* **Task to carry out**
Extract each line containing the string "name".

* **Data section**
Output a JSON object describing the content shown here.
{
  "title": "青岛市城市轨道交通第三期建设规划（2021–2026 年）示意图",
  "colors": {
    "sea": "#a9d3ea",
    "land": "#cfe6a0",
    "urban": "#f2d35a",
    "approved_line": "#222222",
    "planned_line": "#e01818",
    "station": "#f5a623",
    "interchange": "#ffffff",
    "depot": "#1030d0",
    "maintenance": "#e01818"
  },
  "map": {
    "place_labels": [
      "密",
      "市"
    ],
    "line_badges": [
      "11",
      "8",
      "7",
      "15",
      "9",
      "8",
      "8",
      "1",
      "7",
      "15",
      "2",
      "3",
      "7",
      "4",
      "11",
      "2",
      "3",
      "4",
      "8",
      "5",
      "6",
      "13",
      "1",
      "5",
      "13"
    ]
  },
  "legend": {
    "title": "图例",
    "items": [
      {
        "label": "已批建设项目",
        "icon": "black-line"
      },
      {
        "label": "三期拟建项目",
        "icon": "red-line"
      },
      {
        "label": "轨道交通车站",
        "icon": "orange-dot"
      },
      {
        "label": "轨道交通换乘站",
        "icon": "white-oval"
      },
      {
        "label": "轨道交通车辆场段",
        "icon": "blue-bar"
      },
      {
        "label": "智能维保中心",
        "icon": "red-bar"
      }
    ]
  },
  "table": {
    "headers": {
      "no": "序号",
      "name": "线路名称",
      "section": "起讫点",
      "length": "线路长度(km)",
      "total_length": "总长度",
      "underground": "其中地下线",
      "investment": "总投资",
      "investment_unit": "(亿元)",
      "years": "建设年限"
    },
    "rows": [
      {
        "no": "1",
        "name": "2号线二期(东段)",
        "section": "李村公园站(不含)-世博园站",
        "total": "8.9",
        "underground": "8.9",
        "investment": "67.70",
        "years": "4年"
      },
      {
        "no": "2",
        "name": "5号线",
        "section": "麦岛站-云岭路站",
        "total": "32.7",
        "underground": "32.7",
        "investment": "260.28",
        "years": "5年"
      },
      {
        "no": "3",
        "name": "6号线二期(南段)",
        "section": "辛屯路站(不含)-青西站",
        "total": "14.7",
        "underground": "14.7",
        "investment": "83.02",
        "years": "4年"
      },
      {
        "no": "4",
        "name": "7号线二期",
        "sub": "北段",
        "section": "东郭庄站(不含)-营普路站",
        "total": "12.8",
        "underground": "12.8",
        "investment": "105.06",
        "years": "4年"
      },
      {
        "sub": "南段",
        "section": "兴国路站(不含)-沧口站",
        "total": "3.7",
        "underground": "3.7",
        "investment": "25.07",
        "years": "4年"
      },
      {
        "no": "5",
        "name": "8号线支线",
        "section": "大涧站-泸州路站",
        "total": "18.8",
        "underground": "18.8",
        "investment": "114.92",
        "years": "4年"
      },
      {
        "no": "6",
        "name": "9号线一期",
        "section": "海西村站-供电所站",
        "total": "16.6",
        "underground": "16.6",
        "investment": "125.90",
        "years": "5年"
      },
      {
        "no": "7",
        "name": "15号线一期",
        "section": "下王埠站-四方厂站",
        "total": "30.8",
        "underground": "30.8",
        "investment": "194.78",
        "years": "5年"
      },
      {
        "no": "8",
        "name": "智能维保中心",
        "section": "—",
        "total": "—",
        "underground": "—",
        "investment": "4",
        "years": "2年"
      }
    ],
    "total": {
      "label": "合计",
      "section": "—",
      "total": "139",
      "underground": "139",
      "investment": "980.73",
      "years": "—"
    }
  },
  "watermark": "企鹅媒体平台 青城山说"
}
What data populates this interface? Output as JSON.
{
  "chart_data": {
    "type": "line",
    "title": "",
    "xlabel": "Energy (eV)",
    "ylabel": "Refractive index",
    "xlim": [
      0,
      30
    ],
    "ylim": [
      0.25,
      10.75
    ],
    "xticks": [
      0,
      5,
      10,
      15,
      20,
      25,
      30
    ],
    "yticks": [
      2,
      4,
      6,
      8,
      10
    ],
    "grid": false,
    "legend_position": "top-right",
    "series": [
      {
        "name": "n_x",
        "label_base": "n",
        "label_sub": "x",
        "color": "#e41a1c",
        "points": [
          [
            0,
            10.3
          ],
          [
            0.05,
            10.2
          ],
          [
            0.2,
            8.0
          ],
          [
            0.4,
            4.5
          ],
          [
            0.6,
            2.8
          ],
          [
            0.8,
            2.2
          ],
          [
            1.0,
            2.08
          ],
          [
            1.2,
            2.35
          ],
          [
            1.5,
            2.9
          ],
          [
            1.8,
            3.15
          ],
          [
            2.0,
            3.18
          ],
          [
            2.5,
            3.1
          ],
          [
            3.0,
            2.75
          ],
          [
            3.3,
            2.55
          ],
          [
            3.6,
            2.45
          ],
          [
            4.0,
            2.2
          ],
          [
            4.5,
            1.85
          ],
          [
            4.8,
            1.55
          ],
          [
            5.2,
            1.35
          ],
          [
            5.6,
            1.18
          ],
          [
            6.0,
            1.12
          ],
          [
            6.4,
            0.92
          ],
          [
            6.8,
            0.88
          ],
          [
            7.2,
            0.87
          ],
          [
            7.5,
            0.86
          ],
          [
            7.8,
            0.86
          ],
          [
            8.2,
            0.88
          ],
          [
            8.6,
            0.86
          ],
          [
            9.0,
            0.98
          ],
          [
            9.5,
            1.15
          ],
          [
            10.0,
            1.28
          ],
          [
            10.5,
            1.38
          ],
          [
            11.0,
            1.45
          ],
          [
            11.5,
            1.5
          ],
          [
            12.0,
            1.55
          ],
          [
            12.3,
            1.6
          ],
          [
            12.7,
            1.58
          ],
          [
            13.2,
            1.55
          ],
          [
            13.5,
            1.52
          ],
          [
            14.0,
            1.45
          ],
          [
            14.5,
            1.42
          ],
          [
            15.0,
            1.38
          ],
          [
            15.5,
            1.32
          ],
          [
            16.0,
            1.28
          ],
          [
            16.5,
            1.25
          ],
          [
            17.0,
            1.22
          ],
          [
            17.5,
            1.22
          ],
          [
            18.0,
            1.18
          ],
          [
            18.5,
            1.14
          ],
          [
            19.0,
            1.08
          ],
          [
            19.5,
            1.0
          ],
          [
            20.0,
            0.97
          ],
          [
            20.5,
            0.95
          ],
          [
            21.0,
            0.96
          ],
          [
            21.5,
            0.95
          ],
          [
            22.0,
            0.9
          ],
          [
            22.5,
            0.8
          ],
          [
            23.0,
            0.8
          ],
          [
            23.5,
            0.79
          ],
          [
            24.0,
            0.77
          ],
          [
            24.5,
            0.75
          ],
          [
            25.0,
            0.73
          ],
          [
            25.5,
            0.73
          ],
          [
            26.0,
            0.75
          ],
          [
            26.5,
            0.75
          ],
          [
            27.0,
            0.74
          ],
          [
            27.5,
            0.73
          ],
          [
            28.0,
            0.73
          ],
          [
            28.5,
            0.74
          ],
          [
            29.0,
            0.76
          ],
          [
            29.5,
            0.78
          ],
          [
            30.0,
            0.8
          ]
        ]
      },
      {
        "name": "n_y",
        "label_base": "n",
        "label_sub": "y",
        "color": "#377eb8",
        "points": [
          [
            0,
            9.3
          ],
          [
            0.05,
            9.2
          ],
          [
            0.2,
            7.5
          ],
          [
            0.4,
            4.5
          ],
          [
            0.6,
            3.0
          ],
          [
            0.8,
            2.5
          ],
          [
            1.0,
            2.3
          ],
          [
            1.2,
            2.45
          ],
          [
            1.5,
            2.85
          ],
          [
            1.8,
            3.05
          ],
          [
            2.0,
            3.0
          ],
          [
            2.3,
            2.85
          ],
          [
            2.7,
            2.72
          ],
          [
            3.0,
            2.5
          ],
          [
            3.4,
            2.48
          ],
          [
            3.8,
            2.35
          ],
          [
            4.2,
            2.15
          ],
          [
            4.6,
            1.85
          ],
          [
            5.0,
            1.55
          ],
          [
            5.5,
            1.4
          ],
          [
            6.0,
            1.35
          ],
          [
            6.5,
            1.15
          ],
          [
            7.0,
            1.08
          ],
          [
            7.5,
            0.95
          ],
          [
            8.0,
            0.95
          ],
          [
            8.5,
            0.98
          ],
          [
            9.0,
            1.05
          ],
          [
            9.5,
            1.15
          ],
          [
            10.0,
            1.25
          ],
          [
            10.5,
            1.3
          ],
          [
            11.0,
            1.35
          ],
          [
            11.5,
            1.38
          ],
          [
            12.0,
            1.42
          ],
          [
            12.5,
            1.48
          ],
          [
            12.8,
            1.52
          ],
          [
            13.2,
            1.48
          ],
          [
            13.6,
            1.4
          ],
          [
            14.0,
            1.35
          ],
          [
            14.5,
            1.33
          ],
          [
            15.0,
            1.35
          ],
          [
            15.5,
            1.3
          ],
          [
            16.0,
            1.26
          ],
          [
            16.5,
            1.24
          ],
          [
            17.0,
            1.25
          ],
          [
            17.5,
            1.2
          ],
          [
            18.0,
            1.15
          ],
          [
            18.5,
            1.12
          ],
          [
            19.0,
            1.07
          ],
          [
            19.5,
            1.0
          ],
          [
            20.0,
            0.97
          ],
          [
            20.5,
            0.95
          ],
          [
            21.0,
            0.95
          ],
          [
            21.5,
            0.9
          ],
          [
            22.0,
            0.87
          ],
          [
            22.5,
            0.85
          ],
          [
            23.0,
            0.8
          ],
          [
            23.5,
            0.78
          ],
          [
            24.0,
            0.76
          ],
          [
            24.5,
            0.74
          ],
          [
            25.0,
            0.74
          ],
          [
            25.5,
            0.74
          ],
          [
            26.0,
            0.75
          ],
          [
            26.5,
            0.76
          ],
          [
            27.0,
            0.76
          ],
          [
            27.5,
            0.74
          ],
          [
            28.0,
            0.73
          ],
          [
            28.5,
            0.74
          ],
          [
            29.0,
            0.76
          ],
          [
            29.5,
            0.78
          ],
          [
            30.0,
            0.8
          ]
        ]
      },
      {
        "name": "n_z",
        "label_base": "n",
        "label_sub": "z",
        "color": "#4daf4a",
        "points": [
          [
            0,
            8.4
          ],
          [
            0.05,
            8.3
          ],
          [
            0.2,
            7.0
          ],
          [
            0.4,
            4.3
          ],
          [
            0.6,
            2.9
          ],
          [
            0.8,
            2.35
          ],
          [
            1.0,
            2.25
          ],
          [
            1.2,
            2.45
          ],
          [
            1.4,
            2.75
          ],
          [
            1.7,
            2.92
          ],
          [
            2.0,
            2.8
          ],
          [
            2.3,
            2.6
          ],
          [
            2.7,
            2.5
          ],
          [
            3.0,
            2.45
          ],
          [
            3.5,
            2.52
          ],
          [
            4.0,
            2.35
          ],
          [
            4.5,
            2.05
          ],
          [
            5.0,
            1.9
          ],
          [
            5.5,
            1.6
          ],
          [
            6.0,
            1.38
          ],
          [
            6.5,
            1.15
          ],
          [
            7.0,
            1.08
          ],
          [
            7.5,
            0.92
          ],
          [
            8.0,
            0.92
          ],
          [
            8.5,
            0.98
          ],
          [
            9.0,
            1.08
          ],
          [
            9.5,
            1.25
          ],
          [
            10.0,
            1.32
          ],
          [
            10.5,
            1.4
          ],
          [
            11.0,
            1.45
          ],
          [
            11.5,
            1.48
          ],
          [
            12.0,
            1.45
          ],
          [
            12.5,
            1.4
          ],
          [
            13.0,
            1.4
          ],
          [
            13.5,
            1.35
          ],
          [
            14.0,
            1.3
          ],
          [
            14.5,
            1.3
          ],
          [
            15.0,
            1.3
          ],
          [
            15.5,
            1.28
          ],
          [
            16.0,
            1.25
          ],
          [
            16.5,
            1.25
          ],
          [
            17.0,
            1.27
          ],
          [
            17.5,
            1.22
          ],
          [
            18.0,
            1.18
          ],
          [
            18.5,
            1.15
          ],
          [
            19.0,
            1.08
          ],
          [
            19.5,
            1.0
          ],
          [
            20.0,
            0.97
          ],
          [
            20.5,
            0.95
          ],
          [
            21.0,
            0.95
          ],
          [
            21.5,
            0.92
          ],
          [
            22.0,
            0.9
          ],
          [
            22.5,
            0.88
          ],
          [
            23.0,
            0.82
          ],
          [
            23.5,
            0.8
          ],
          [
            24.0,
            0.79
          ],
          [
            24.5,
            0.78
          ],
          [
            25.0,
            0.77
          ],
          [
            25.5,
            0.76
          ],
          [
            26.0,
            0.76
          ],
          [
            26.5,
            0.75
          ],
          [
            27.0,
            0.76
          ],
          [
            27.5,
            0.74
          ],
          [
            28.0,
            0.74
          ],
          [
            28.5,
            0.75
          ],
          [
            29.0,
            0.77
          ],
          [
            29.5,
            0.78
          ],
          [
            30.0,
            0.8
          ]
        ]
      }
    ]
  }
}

* **Result of this exercise**
      "name": "线路名称",
        "name": "2号线二期(东段)",
        "name": "5号线",
        "name": "6号线二期(南段)",
        "name": "7号线二期",
        "name": "8号线支线",
        "name": "9号线一期",
        "name": "15号线一期",
        "name": "智能维保中心",
        "name": "n_x",
        "name": "n_y",
        "name": "n_z",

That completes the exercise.